== YOUR TASK ==
Write out every line of the material below word for word, leaving out the pictures.

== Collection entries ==
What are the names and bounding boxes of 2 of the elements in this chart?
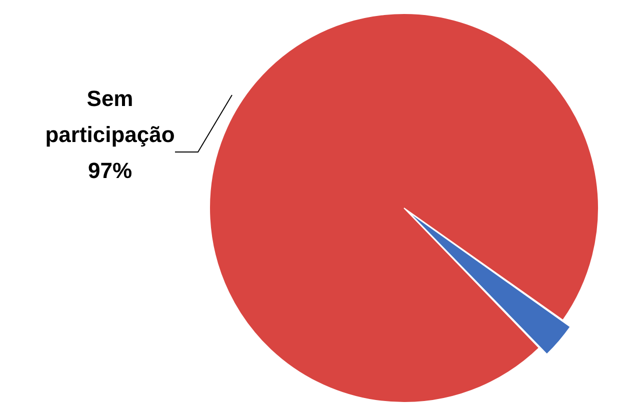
data-label: 97% xyxy=(88,158,132,184)
slice-label: Sem participação xyxy=(45,86,175,148)
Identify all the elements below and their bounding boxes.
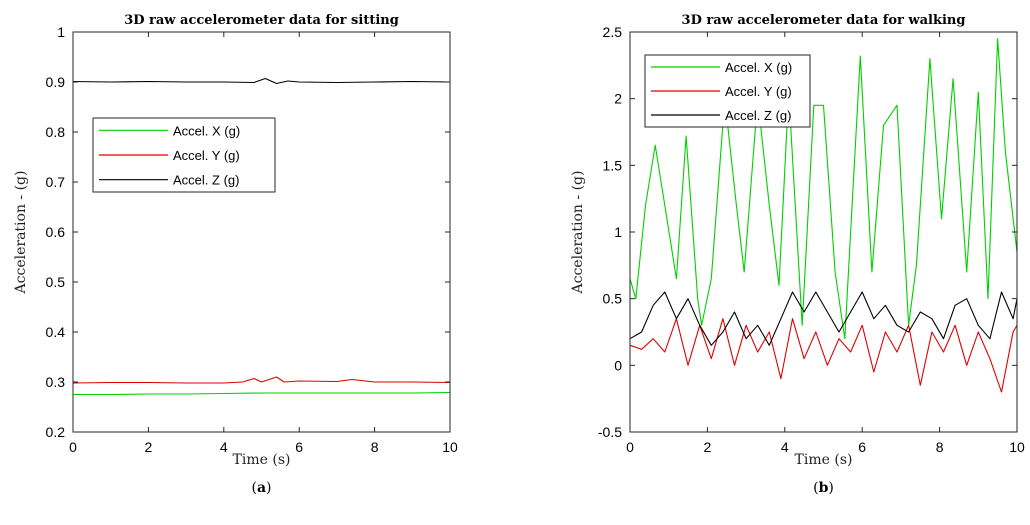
x-tick-label: 10: [442, 439, 458, 455]
y-tick-label: 1: [614, 224, 622, 240]
y-axis-label: Acceleration - (g): [13, 171, 29, 295]
x-tick-label: 6: [295, 439, 303, 455]
legend-entry: Accel. Y (g): [173, 148, 240, 163]
series-line-x: [629, 38, 1018, 340]
y-tick-label: 1.5: [603, 157, 623, 173]
y-tick-label: 2.5: [603, 24, 623, 40]
x-tick-label: 4: [781, 439, 789, 455]
y-tick-label: 0.4: [46, 324, 66, 340]
x-axis-label: Time (s): [795, 452, 853, 468]
y-tick-label: 0.7: [46, 174, 66, 190]
legend-entry: Accel. X (g): [173, 123, 240, 138]
legend-entry: Accel. Z (g): [725, 108, 791, 123]
chart-title: 3D raw accelerometer data for walking: [682, 13, 966, 28]
x-tick-label: 6: [858, 439, 866, 455]
chart-title: 3D raw accelerometer data for sitting: [124, 13, 399, 28]
x-tick-label: 10: [1009, 439, 1025, 455]
legend-entry: Accel. Z (g): [173, 173, 239, 188]
x-tick-label: 2: [145, 439, 153, 455]
x-tick-label: 4: [220, 439, 228, 455]
x-axis-label: Time (s): [233, 452, 291, 468]
y-tick-label: 2: [614, 91, 622, 107]
y-tick-label: 0: [614, 357, 622, 373]
y-tick-label: 0.2: [46, 424, 66, 440]
y-axis-label: Acceleration - (g): [570, 171, 586, 295]
y-tick-label: 0.3: [46, 374, 66, 390]
x-tick-label: 8: [936, 439, 944, 455]
x-tick-label: 2: [704, 439, 712, 455]
series-line-y: [629, 318, 1018, 393]
series-line-z: [72, 77, 451, 85]
panel-label: (a): [251, 480, 271, 496]
x-tick-label: 0: [69, 439, 77, 455]
x-tick-label: 8: [371, 439, 379, 455]
legend-entry: Accel. X (g): [725, 60, 792, 75]
legend-entry: Accel. Y (g): [725, 84, 792, 99]
y-tick-label: 0.8: [46, 124, 66, 140]
y-tick-label: 0.6: [46, 224, 66, 240]
x-tick-label: 0: [626, 439, 634, 455]
series-line-z: [629, 291, 1018, 346]
y-tick-label: 0.5: [46, 274, 66, 290]
y-tick-label: 0.5: [603, 291, 623, 307]
plot-area: [73, 32, 450, 432]
y-tick-label: 1: [57, 24, 65, 40]
panel-label: (b): [813, 480, 834, 496]
series-line-y: [72, 376, 451, 384]
y-tick-label: 0.9: [46, 74, 66, 90]
series-line-x: [73, 391, 451, 396]
y-tick-label: -0.5: [598, 424, 622, 440]
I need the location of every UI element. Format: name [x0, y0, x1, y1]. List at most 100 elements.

== TASK RESULT ==
What are the names and bounding boxes of 2 of the elements in this chart?
data-label: 97% xyxy=(88,158,132,184)
slice-label: Sem participação xyxy=(45,86,175,148)
Identify all the elements below and their bounding boxes.
x-tick-label: 10: [442, 439, 458, 455]
y-tick-label: 1: [614, 224, 622, 240]
y-axis-label: Acceleration - (g): [13, 171, 29, 295]
x-tick-label: 6: [295, 439, 303, 455]
legend-entry: Accel. Y (g): [173, 148, 240, 163]
series-line-x: [629, 38, 1018, 340]
y-tick-label: 1.5: [603, 157, 623, 173]
y-tick-label: 2.5: [603, 24, 623, 40]
x-tick-label: 4: [781, 439, 789, 455]
y-tick-label: 0.4: [46, 324, 66, 340]
x-axis-label: Time (s): [795, 452, 853, 468]
y-tick-label: 0.7: [46, 174, 66, 190]
legend-entry: Accel. X (g): [173, 123, 240, 138]
legend-entry: Accel. Z (g): [725, 108, 791, 123]
chart-title: 3D raw accelerometer data for walking: [682, 13, 966, 28]
x-tick-label: 6: [858, 439, 866, 455]
chart-title: 3D raw accelerometer data for sitting: [124, 13, 399, 28]
x-tick-label: 10: [1009, 439, 1025, 455]
legend-entry: Accel. Z (g): [173, 173, 239, 188]
x-tick-label: 2: [145, 439, 153, 455]
x-tick-label: 4: [220, 439, 228, 455]
x-axis-label: Time (s): [233, 452, 291, 468]
y-tick-label: 2: [614, 91, 622, 107]
y-tick-label: 0: [614, 357, 622, 373]
y-tick-label: 0.2: [46, 424, 66, 440]
y-axis-label: Acceleration - (g): [570, 171, 586, 295]
y-tick-label: 0.3: [46, 374, 66, 390]
x-tick-label: 8: [936, 439, 944, 455]
x-tick-label: 2: [704, 439, 712, 455]
series-line-y: [629, 318, 1018, 393]
series-line-z: [72, 77, 451, 85]
panel-label: (a): [251, 480, 271, 496]
x-tick-label: 0: [69, 439, 77, 455]
x-tick-label: 8: [371, 439, 379, 455]
legend-entry: Accel. X (g): [725, 60, 792, 75]
legend-entry: Accel. Y (g): [725, 84, 792, 99]
y-tick-label: 0.8: [46, 124, 66, 140]
y-tick-label: 0.6: [46, 224, 66, 240]
x-tick-label: 0: [626, 439, 634, 455]
series-line-z: [629, 291, 1018, 346]
y-tick-label: 0.5: [46, 274, 66, 290]
y-tick-label: 0.5: [603, 291, 623, 307]
plot-area: [73, 32, 450, 432]
y-tick-label: 1: [57, 24, 65, 40]
panel-label: (b): [813, 480, 834, 496]
series-line-y: [72, 376, 451, 384]
y-tick-label: 0.9: [46, 74, 66, 90]
series-line-x: [73, 391, 451, 396]
y-tick-label: -0.5: [598, 424, 622, 440]
I need the location of every UI element. Format: name [x0, y0, x1, y1]. List at most 100 elements.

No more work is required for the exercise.